** BEGIN Records **

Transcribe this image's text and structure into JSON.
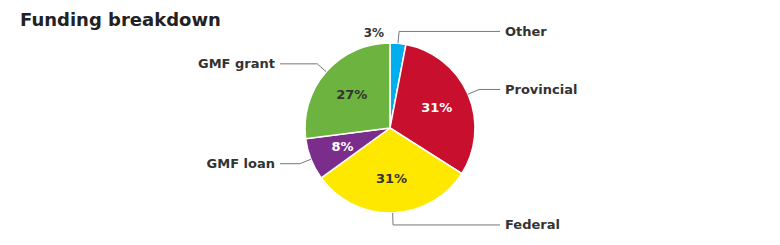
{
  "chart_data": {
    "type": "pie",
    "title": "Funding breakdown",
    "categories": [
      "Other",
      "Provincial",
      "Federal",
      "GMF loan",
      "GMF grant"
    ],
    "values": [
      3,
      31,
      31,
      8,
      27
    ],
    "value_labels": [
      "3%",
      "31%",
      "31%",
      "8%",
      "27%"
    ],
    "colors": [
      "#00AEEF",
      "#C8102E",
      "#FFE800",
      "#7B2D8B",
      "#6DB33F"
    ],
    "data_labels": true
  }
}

** END Records **
** BEGIN Records **

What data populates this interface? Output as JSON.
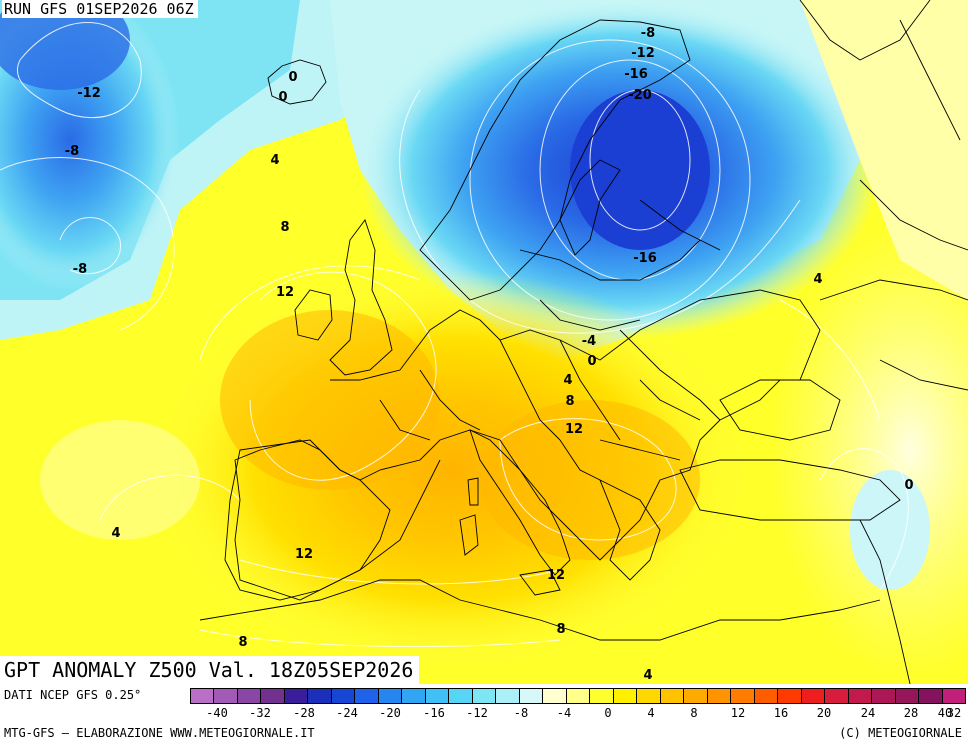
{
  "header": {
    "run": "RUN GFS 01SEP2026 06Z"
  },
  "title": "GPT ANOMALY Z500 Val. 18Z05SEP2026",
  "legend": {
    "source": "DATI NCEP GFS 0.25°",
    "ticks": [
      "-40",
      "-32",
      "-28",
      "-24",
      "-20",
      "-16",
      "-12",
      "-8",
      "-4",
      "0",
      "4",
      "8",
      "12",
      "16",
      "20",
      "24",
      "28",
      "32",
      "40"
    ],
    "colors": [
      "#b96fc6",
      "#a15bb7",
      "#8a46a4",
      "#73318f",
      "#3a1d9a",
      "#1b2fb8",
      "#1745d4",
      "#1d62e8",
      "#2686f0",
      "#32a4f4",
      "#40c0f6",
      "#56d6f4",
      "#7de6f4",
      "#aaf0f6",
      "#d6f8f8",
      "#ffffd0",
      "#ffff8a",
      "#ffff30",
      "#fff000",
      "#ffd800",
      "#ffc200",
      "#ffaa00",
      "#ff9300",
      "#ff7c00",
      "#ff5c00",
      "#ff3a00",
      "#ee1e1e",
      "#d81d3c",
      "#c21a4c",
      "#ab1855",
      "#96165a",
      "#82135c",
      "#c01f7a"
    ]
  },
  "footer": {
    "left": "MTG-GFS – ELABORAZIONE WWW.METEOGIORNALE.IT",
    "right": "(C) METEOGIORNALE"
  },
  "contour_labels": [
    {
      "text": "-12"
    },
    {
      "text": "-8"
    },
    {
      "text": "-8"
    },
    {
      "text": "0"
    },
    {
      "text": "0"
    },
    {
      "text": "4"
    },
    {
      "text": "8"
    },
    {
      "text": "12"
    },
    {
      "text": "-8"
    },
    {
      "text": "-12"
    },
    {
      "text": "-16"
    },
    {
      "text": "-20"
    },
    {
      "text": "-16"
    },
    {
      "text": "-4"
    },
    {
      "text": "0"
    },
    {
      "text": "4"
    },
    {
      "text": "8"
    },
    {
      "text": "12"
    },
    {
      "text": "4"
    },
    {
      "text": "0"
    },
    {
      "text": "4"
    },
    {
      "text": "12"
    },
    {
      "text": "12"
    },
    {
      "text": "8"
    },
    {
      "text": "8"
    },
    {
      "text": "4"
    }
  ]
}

** END Records **
** BEGIN Records **

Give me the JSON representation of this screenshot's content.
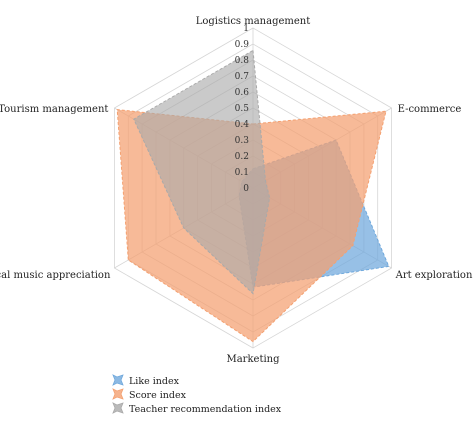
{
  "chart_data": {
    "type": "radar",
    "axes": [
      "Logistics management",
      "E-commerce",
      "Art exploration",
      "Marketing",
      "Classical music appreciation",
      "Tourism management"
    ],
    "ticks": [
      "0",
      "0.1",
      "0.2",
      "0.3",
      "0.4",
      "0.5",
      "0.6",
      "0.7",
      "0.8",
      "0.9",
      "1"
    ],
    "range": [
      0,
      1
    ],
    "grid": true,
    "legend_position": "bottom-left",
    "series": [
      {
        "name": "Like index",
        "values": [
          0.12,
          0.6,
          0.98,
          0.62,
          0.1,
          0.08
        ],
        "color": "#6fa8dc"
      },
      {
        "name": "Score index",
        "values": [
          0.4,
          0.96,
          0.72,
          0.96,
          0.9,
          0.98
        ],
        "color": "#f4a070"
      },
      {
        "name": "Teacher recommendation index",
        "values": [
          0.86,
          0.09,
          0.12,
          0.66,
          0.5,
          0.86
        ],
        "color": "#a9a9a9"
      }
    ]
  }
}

** END Records **

■ Work to be completed ■
In the entries above, find each line with the word "name" and show it.

■ Result of the exercise ■
        "name": "Like index",
        "name": "Score index",
        "name": "Teacher recommendation index",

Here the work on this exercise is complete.